Extracted data entries:
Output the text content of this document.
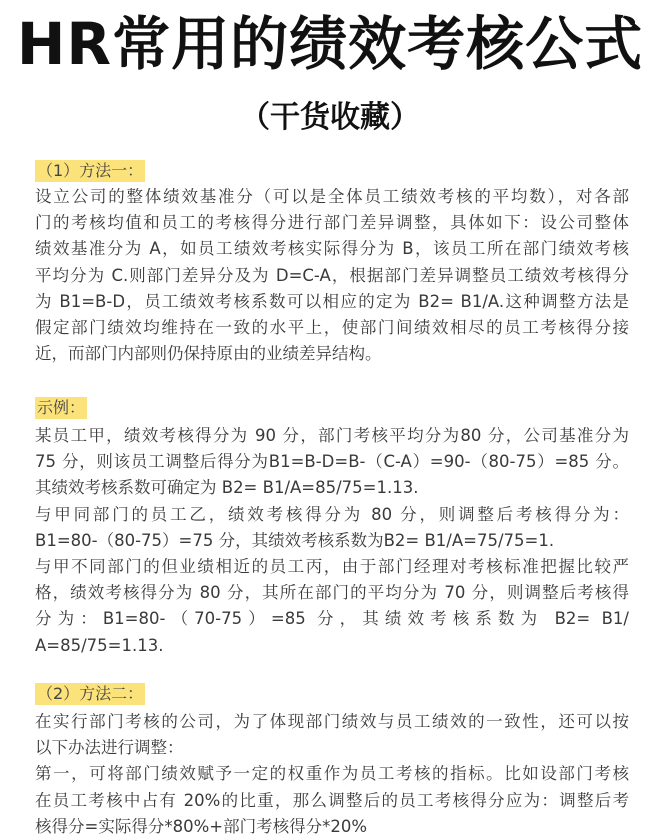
HR常用的绩效考核公式
（干货收藏）
（1）方法一：
设立公司的整体绩效基准分（可以是全体员工绩效考核的平均数），对各部
门的考核均值和员工的考核得分进行部门差异调整，具体如下：设公司整体
绩效基准分为 A，如员工绩效考核实际得分为 B，该员工所在部门绩效考核
平均分为 C.则部门差异分及为 D=C-A，根据部门差异调整员工绩效考核得分
为 B1=B-D，员工绩效考核系数可以相应的定为 B2= B1/A.这种调整方法是
假定部门绩效均维持在一致的水平上，使部门间绩效相尽的员工考核得分接
近，而部门内部则仍保持原由的业绩差异结构。
示例：
某员工甲，绩效考核得分为 90 分，部门考核平均分为80 分，公司基准分为
75 分，则该员工调整后得分为B1=B-D=B-（C-A）=90-（80-75）=85 分。
其绩效考核系数可确定为 B2= B1/A=85/75=1.13.
与甲同部门的员工乙，绩效考核得分为 80 分，则调整后考核得分为：
B1=80-（80-75）=75 分，其绩效考核系数为B2= B1/A=75/75=1.
与甲不同部门的但业绩相近的员工丙，由于部门经理对考核标准把握比较严
格，绩效考核得分为 80 分，其所在部门的平均分为 70 分，则调整后考核得
分为：B1=80-（70-75）=85 分，其绩效考核系数为 B2= B1/
A=85/75=1.13.
（2）方法二：
在实行部门考核的公司，为了体现部门绩效与员工绩效的一致性，还可以按
以下办法进行调整：
第一，可将部门绩效赋予一定的权重作为员工考核的指标。比如设部门考核
在员工考核中占有 20%的比重，那么调整后的员工考核得分应为：调整后考
核得分=实际得分*80%+部门考核得分*20%
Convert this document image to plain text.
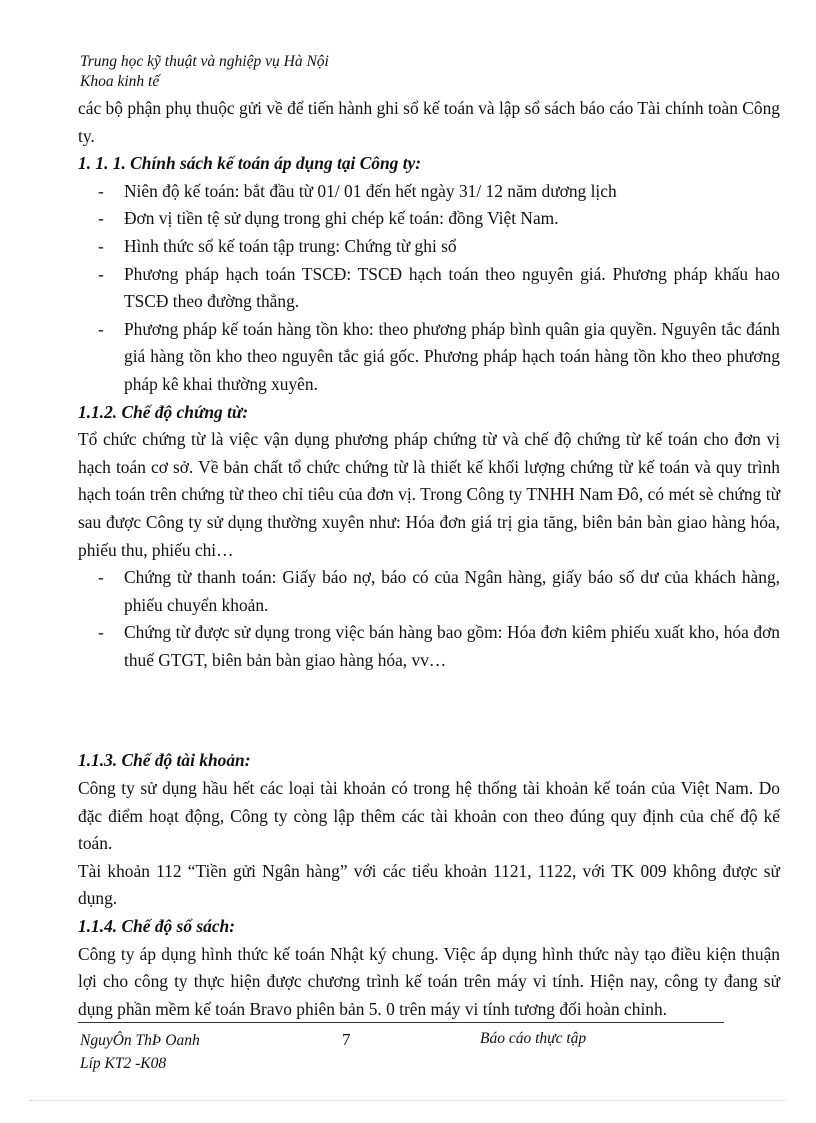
Trung học kỹ thuật và nghiệp vụ Hà Nội
Khoa kinh tế

các bộ phận phụ thuộc gửi về để tiến hành ghi sổ kế toán và lập sổ sách báo cáo Tài chính toàn Công ty.

1. 1. 1. Chính sách kế toán áp dụng tại Công ty:

- Niên độ kế toán: bắt đầu từ 01/ 01 đến hết ngày 31/ 12 năm dương lịch
- Đơn vị tiền tệ sử dụng trong ghi chép kế toán: đồng Việt Nam.
- Hình thức sổ kế toán tập trung: Chứng từ ghi sổ
- Phương pháp hạch toán TSCĐ: TSCĐ hạch toán theo nguyên giá. Phương pháp khấu hao TSCĐ theo đường thẳng.
- Phương pháp kế toán hàng tồn kho: theo phương pháp bình quân gia quyền. Nguyên tắc đánh giá hàng tồn kho theo nguyên tắc giá gốc. Phương pháp hạch toán hàng tồn kho theo phương pháp kê khai thường xuyên.

1.1.2. Chế độ chứng từ:

Tổ chức chứng từ là việc vận dụng phương pháp chứng từ và chế độ chứng từ kế toán cho đơn vị hạch toán cơ sở. Về bản chất tổ chức chứng từ là thiết kế khối lượng chứng từ kế toán và quy trình hạch toán trên chứng từ theo chỉ tiêu của đơn vị. Trong Công ty TNHH Nam Đô, có mét sè chứng từ sau được Công ty sử dụng thường xuyên như: Hóa đơn giá trị gia tăng, biên bản bàn giao hàng hóa, phiếu thu, phiếu chi…

- Chứng từ thanh toán: Giấy báo nợ, báo có của Ngân hàng, giấy báo số dư của khách hàng, phiếu chuyển khoản.
- Chứng từ được sử dụng trong việc bán hàng bao gồm: Hóa đơn kiêm phiếu xuất kho, hóa đơn thuế GTGT, biên bản bàn giao hàng hóa, vv…

1.1.3. Chế độ tài khoản:

Công ty sử dụng hầu hết các loại tài khoản có trong hệ thống tài khoản kế toán của Việt Nam. Do đặc điểm hoạt động, Công ty còng lập thêm các tài khoản con theo đúng quy định của chế độ kế toán.

Tài khoản 112 “Tiền gửi Ngân hàng” với các tiểu khoản 1121, 1122, với TK 009 không được sử dụng.

1.1.4. Chế độ sổ sách:

Công ty áp dụng hình thức kế toán Nhật ký chung. Việc áp dụng hình thức này tạo điều kiện thuận lợi cho công ty thực hiện được chương trình kế toán trên máy vi tính. Hiện nay, công ty đang sử dụng phần mềm kế toán Bravo phiên bản 5. 0 trên máy vi tính tương đối hoàn chỉnh.

NguyÔn ThÞ Oanh
Líp KT2 -K08
7	Báo cáo thực tập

What you have to do —
Note every line above where the string "hàng" shows up, and copy those lines.

Answer to this exercise —
- Phương pháp kế toán hàng tồn kho: theo phương pháp bình quân gia quyền. Nguyên tắc đánh giá hàng tồn kho theo nguyên tắc giá gốc. Phương pháp hạch toán hàng tồn kho theo phương pháp kê khai thường xuyên.
Tổ chức chứng từ là việc vận dụng phương pháp chứng từ và chế độ chứng từ kế toán cho đơn vị hạch toán cơ sở. Về bản chất tổ chức chứng từ là thiết kế khối lượng chứng từ kế toán và quy trình hạch toán trên chứng từ theo chỉ tiêu của đơn vị. Trong Công ty TNHH Nam Đô, có mét sè chứng từ sau được Công ty sử dụng thường xuyên như: Hóa đơn giá trị gia tăng, biên bản bàn giao hàng hóa, phiếu thu, phiếu chi…
- Chứng từ thanh toán: Giấy báo nợ, báo có của Ngân hàng, giấy báo số dư của khách hàng, phiếu chuyển khoản.
- Chứng từ được sử dụng trong việc bán hàng bao gồm: Hóa đơn kiêm phiếu xuất kho, hóa đơn thuế GTGT, biên bản bàn giao hàng hóa, vv…
Tài khoản 112 “Tiền gửi Ngân hàng” với các tiểu khoản 1121, 1122, với TK 009 không được sử dụng.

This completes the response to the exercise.